-- Begin RECORD EXCERPTS --

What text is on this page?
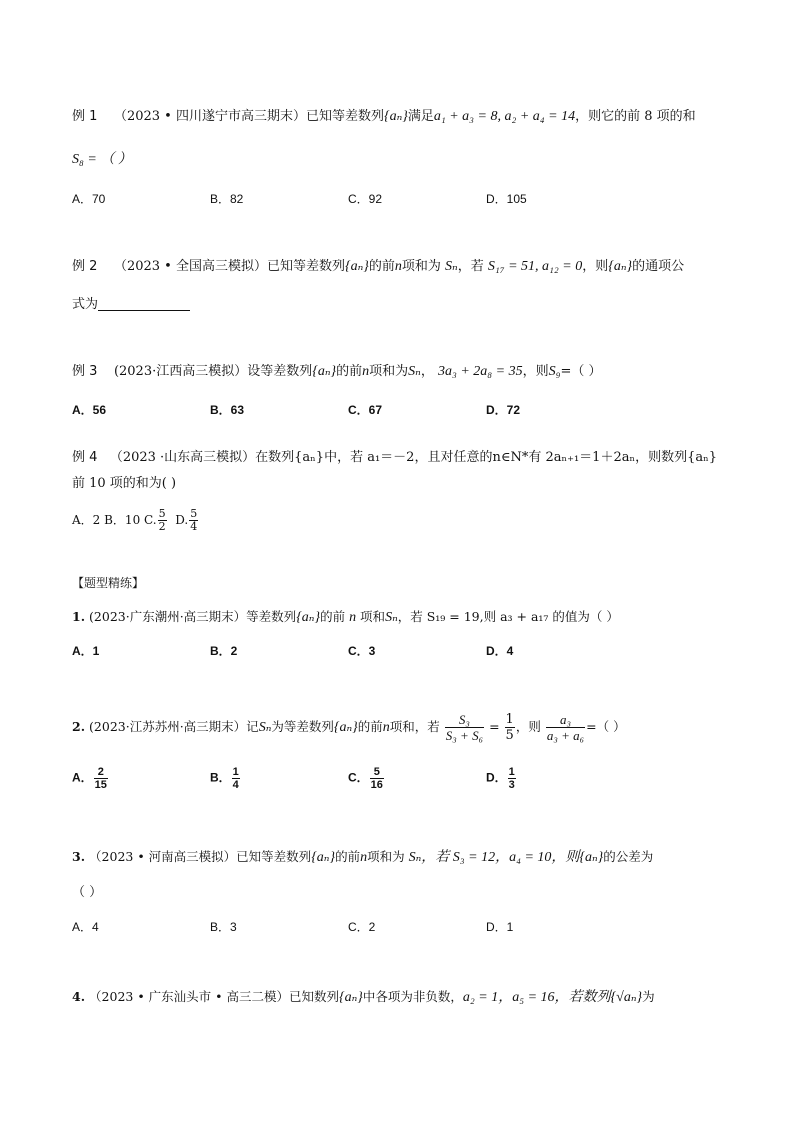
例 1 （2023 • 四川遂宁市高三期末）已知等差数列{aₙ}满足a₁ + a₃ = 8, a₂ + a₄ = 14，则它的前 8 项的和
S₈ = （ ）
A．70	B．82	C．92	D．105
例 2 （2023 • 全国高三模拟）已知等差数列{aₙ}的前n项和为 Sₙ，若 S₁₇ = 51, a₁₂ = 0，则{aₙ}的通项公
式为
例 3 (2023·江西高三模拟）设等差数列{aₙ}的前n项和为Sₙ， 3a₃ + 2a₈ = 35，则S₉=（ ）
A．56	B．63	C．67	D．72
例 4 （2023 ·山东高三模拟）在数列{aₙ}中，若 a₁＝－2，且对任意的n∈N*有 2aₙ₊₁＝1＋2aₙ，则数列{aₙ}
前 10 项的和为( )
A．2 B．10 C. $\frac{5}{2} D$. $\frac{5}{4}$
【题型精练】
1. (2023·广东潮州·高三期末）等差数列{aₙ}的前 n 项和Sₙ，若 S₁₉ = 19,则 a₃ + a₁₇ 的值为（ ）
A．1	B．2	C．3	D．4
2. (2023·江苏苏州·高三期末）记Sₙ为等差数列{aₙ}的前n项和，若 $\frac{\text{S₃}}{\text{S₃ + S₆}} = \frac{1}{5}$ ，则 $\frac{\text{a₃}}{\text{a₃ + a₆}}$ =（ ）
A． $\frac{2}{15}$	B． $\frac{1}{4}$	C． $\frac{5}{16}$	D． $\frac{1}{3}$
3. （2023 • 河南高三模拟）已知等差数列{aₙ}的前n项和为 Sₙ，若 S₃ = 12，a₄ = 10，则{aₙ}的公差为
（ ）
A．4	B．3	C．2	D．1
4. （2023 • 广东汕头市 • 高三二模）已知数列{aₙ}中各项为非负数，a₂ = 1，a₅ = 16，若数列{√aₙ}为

-- End RECORD EXCERPTS --

▸ EXERCISE OBJECTIVE
Quote the preceding records in their entirety, excluding every picture.

▸ ANSWER TO THE TASK
What text is on this page?
例 1 （2023 • 四川遂宁市高三期末）已知等差数列{aₙ}满足a₁ + a₃ = 8, a₂ + a₄ = 14，则它的前 8 项的和
S₈ = （ ）
A．70	B．82	C．92	D．105
例 2 （2023 • 全国高三模拟）已知等差数列{aₙ}的前n项和为 Sₙ，若 S₁₇ = 51, a₁₂ = 0，则{aₙ}的通项公
式为
例 3 (2023·江西高三模拟）设等差数列{aₙ}的前n项和为Sₙ， 3a₃ + 2a₈ = 35，则S₉=（ ）
A．56	B．63	C．67	D．72
例 4 （2023 ·山东高三模拟）在数列{aₙ}中，若 a₁＝－2，且对任意的n∈N*有 2aₙ₊₁＝1＋2aₙ，则数列{aₙ}
前 10 项的和为( )
A．2 B．10 C. $\frac{5}{2} D$. $\frac{5}{4}$
【题型精练】
1. (2023·广东潮州·高三期末）等差数列{aₙ}的前 n 项和Sₙ，若 S₁₉ = 19,则 a₃ + a₁₇ 的值为（ ）
A．1	B．2	C．3	D．4
2. (2023·江苏苏州·高三期末）记Sₙ为等差数列{aₙ}的前n项和，若 $\frac{\text{S₃}}{\text{S₃ + S₆}} = \frac{1}{5}$ ，则 $\frac{\text{a₃}}{\text{a₃ + a₆}}$ =（ ）
A． $\frac{2}{15}$	B． $\frac{1}{4}$	C． $\frac{5}{16}$	D． $\frac{1}{3}$
3. （2023 • 河南高三模拟）已知等差数列{aₙ}的前n项和为 Sₙ，若 S₃ = 12，a₄ = 10，则{aₙ}的公差为
（ ）
A．4	B．3	C．2	D．1
4. （2023 • 广东汕头市 • 高三二模）已知数列{aₙ}中各项为非负数，a₂ = 1，a₅ = 16，若数列{√aₙ}为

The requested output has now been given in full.